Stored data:
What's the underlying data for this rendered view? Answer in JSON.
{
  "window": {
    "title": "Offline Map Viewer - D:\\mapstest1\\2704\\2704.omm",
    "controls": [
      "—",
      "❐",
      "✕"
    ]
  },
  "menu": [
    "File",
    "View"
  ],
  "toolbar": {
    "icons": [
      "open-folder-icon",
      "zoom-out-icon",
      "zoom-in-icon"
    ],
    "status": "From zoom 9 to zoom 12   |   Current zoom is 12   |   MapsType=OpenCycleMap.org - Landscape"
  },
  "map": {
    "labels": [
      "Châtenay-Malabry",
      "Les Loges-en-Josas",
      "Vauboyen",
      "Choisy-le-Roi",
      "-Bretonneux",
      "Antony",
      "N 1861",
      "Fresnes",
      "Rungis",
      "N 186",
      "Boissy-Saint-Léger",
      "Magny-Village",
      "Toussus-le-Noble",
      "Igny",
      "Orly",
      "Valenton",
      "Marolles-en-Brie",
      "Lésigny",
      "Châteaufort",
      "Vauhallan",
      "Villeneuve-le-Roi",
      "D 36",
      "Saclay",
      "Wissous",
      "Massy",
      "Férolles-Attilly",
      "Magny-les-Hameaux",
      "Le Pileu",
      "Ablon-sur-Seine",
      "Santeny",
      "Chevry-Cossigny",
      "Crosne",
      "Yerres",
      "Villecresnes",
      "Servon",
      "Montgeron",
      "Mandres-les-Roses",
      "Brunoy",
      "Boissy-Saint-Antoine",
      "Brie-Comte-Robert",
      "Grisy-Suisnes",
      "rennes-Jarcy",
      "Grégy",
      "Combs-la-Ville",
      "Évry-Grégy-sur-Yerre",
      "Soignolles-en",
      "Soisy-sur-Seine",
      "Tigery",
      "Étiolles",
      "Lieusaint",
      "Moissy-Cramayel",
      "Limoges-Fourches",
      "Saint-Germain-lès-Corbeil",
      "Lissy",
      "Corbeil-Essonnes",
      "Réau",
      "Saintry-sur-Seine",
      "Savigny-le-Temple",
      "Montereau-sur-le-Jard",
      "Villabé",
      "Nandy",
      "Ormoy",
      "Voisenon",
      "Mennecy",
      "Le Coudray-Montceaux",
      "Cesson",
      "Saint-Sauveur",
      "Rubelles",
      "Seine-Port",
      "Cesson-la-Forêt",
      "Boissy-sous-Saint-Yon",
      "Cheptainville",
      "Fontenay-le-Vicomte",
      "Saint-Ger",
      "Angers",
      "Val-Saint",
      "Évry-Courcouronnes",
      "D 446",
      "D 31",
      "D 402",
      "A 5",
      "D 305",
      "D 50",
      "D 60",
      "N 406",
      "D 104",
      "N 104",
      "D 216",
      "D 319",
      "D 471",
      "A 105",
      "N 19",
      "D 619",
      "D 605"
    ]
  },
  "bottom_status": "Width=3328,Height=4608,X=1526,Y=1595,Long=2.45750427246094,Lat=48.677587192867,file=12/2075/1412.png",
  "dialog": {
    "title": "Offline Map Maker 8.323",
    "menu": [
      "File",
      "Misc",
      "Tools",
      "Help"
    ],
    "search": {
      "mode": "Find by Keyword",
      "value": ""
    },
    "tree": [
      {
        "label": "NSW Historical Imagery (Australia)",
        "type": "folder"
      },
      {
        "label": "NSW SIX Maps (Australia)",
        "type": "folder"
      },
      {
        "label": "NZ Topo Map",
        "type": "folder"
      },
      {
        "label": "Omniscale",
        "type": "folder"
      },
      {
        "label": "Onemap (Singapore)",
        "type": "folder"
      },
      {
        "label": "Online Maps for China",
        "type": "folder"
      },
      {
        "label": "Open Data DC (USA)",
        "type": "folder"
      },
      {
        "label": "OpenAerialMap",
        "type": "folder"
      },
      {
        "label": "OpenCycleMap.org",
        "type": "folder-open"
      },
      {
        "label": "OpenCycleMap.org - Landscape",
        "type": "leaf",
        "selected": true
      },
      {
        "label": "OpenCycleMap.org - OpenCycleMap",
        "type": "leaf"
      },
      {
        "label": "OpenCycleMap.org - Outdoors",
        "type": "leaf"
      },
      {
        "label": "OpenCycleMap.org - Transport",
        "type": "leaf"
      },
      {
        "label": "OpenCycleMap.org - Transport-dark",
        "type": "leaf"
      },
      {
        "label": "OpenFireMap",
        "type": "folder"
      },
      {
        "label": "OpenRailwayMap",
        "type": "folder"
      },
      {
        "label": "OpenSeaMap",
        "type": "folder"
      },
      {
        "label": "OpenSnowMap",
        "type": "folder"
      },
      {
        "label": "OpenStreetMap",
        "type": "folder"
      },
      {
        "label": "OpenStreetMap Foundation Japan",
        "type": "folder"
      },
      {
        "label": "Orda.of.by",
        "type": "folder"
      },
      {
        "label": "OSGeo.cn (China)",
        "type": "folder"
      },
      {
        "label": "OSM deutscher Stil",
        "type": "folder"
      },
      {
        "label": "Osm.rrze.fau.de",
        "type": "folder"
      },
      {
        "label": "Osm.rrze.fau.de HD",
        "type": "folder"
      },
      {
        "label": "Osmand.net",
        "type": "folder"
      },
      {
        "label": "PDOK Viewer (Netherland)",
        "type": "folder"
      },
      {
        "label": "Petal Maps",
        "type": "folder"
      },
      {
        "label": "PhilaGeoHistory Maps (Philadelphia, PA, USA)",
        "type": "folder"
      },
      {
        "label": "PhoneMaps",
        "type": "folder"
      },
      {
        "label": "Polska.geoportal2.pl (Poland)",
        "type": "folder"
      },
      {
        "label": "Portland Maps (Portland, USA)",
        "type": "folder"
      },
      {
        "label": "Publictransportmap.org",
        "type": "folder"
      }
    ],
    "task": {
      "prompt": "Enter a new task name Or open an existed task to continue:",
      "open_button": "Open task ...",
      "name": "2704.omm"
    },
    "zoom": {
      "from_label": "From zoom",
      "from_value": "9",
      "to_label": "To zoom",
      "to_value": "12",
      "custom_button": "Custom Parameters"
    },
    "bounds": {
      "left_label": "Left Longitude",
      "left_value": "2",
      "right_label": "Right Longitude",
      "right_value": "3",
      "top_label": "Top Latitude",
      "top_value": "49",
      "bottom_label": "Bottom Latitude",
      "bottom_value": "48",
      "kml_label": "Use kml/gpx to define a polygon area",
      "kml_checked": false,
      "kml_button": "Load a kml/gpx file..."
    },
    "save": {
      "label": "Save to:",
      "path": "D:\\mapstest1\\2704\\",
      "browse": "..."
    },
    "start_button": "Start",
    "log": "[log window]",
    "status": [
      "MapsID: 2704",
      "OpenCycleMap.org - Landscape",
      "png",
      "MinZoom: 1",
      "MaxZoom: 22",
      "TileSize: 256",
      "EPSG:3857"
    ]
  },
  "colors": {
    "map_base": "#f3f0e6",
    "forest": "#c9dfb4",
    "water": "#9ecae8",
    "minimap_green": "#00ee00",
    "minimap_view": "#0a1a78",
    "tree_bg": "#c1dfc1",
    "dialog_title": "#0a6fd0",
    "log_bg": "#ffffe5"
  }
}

The request:
Repeat the records above exactly.

Answer below:
What's the underlying data for this rendered view? Answer in JSON.
{
  "window": {
    "title": "Offline Map Viewer - D:\\mapstest1\\2704\\2704.omm",
    "controls": [
      "—",
      "❐",
      "✕"
    ]
  },
  "menu": [
    "File",
    "View"
  ],
  "toolbar": {
    "icons": [
      "open-folder-icon",
      "zoom-out-icon",
      "zoom-in-icon"
    ],
    "status": "From zoom 9 to zoom 12   |   Current zoom is 12   |   MapsType=OpenCycleMap.org - Landscape"
  },
  "map": {
    "labels": [
      "Châtenay-Malabry",
      "Les Loges-en-Josas",
      "Vauboyen",
      "Choisy-le-Roi",
      "-Bretonneux",
      "Antony",
      "N 1861",
      "Fresnes",
      "Rungis",
      "N 186",
      "Boissy-Saint-Léger",
      "Magny-Village",
      "Toussus-le-Noble",
      "Igny",
      "Orly",
      "Valenton",
      "Marolles-en-Brie",
      "Lésigny",
      "Châteaufort",
      "Vauhallan",
      "Villeneuve-le-Roi",
      "D 36",
      "Saclay",
      "Wissous",
      "Massy",
      "Férolles-Attilly",
      "Magny-les-Hameaux",
      "Le Pileu",
      "Ablon-sur-Seine",
      "Santeny",
      "Chevry-Cossigny",
      "Crosne",
      "Yerres",
      "Villecresnes",
      "Servon",
      "Montgeron",
      "Mandres-les-Roses",
      "Brunoy",
      "Boissy-Saint-Antoine",
      "Brie-Comte-Robert",
      "Grisy-Suisnes",
      "rennes-Jarcy",
      "Grégy",
      "Combs-la-Ville",
      "Évry-Grégy-sur-Yerre",
      "Soignolles-en",
      "Soisy-sur-Seine",
      "Tigery",
      "Étiolles",
      "Lieusaint",
      "Moissy-Cramayel",
      "Limoges-Fourches",
      "Saint-Germain-lès-Corbeil",
      "Lissy",
      "Corbeil-Essonnes",
      "Réau",
      "Saintry-sur-Seine",
      "Savigny-le-Temple",
      "Montereau-sur-le-Jard",
      "Villabé",
      "Nandy",
      "Ormoy",
      "Voisenon",
      "Mennecy",
      "Le Coudray-Montceaux",
      "Cesson",
      "Saint-Sauveur",
      "Rubelles",
      "Seine-Port",
      "Cesson-la-Forêt",
      "Boissy-sous-Saint-Yon",
      "Cheptainville",
      "Fontenay-le-Vicomte",
      "Saint-Ger",
      "Angers",
      "Val-Saint",
      "Évry-Courcouronnes",
      "D 446",
      "D 31",
      "D 402",
      "A 5",
      "D 305",
      "D 50",
      "D 60",
      "N 406",
      "D 104",
      "N 104",
      "D 216",
      "D 319",
      "D 471",
      "A 105",
      "N 19",
      "D 619",
      "D 605"
    ]
  },
  "bottom_status": "Width=3328,Height=4608,X=1526,Y=1595,Long=2.45750427246094,Lat=48.677587192867,file=12/2075/1412.png",
  "dialog": {
    "title": "Offline Map Maker 8.323",
    "menu": [
      "File",
      "Misc",
      "Tools",
      "Help"
    ],
    "search": {
      "mode": "Find by Keyword",
      "value": ""
    },
    "tree": [
      {
        "label": "NSW Historical Imagery (Australia)",
        "type": "folder"
      },
      {
        "label": "NSW SIX Maps (Australia)",
        "type": "folder"
      },
      {
        "label": "NZ Topo Map",
        "type": "folder"
      },
      {
        "label": "Omniscale",
        "type": "folder"
      },
      {
        "label": "Onemap (Singapore)",
        "type": "folder"
      },
      {
        "label": "Online Maps for China",
        "type": "folder"
      },
      {
        "label": "Open Data DC (USA)",
        "type": "folder"
      },
      {
        "label": "OpenAerialMap",
        "type": "folder"
      },
      {
        "label": "OpenCycleMap.org",
        "type": "folder-open"
      },
      {
        "label": "OpenCycleMap.org - Landscape",
        "type": "leaf",
        "selected": true
      },
      {
        "label": "OpenCycleMap.org - OpenCycleMap",
        "type": "leaf"
      },
      {
        "label": "OpenCycleMap.org - Outdoors",
        "type": "leaf"
      },
      {
        "label": "OpenCycleMap.org - Transport",
        "type": "leaf"
      },
      {
        "label": "OpenCycleMap.org - Transport-dark",
        "type": "leaf"
      },
      {
        "label": "OpenFireMap",
        "type": "folder"
      },
      {
        "label": "OpenRailwayMap",
        "type": "folder"
      },
      {
        "label": "OpenSeaMap",
        "type": "folder"
      },
      {
        "label": "OpenSnowMap",
        "type": "folder"
      },
      {
        "label": "OpenStreetMap",
        "type": "folder"
      },
      {
        "label": "OpenStreetMap Foundation Japan",
        "type": "folder"
      },
      {
        "label": "Orda.of.by",
        "type": "folder"
      },
      {
        "label": "OSGeo.cn (China)",
        "type": "folder"
      },
      {
        "label": "OSM deutscher Stil",
        "type": "folder"
      },
      {
        "label": "Osm.rrze.fau.de",
        "type": "folder"
      },
      {
        "label": "Osm.rrze.fau.de HD",
        "type": "folder"
      },
      {
        "label": "Osmand.net",
        "type": "folder"
      },
      {
        "label": "PDOK Viewer (Netherland)",
        "type": "folder"
      },
      {
        "label": "Petal Maps",
        "type": "folder"
      },
      {
        "label": "PhilaGeoHistory Maps (Philadelphia, PA, USA)",
        "type": "folder"
      },
      {
        "label": "PhoneMaps",
        "type": "folder"
      },
      {
        "label": "Polska.geoportal2.pl (Poland)",
        "type": "folder"
      },
      {
        "label": "Portland Maps (Portland, USA)",
        "type": "folder"
      },
      {
        "label": "Publictransportmap.org",
        "type": "folder"
      }
    ],
    "task": {
      "prompt": "Enter a new task name Or open an existed task to continue:",
      "open_button": "Open task ...",
      "name": "2704.omm"
    },
    "zoom": {
      "from_label": "From zoom",
      "from_value": "9",
      "to_label": "To zoom",
      "to_value": "12",
      "custom_button": "Custom Parameters"
    },
    "bounds": {
      "left_label": "Left Longitude",
      "left_value": "2",
      "right_label": "Right Longitude",
      "right_value": "3",
      "top_label": "Top Latitude",
      "top_value": "49",
      "bottom_label": "Bottom Latitude",
      "bottom_value": "48",
      "kml_label": "Use kml/gpx to define a polygon area",
      "kml_checked": false,
      "kml_button": "Load a kml/gpx file..."
    },
    "save": {
      "label": "Save to:",
      "path": "D:\\mapstest1\\2704\\",
      "browse": "..."
    },
    "start_button": "Start",
    "log": "[log window]",
    "status": [
      "MapsID: 2704",
      "OpenCycleMap.org - Landscape",
      "png",
      "MinZoom: 1",
      "MaxZoom: 22",
      "TileSize: 256",
      "EPSG:3857"
    ]
  },
  "colors": {
    "map_base": "#f3f0e6",
    "forest": "#c9dfb4",
    "water": "#9ecae8",
    "minimap_green": "#00ee00",
    "minimap_view": "#0a1a78",
    "tree_bg": "#c1dfc1",
    "dialog_title": "#0a6fd0",
    "log_bg": "#ffffe5"
  }
}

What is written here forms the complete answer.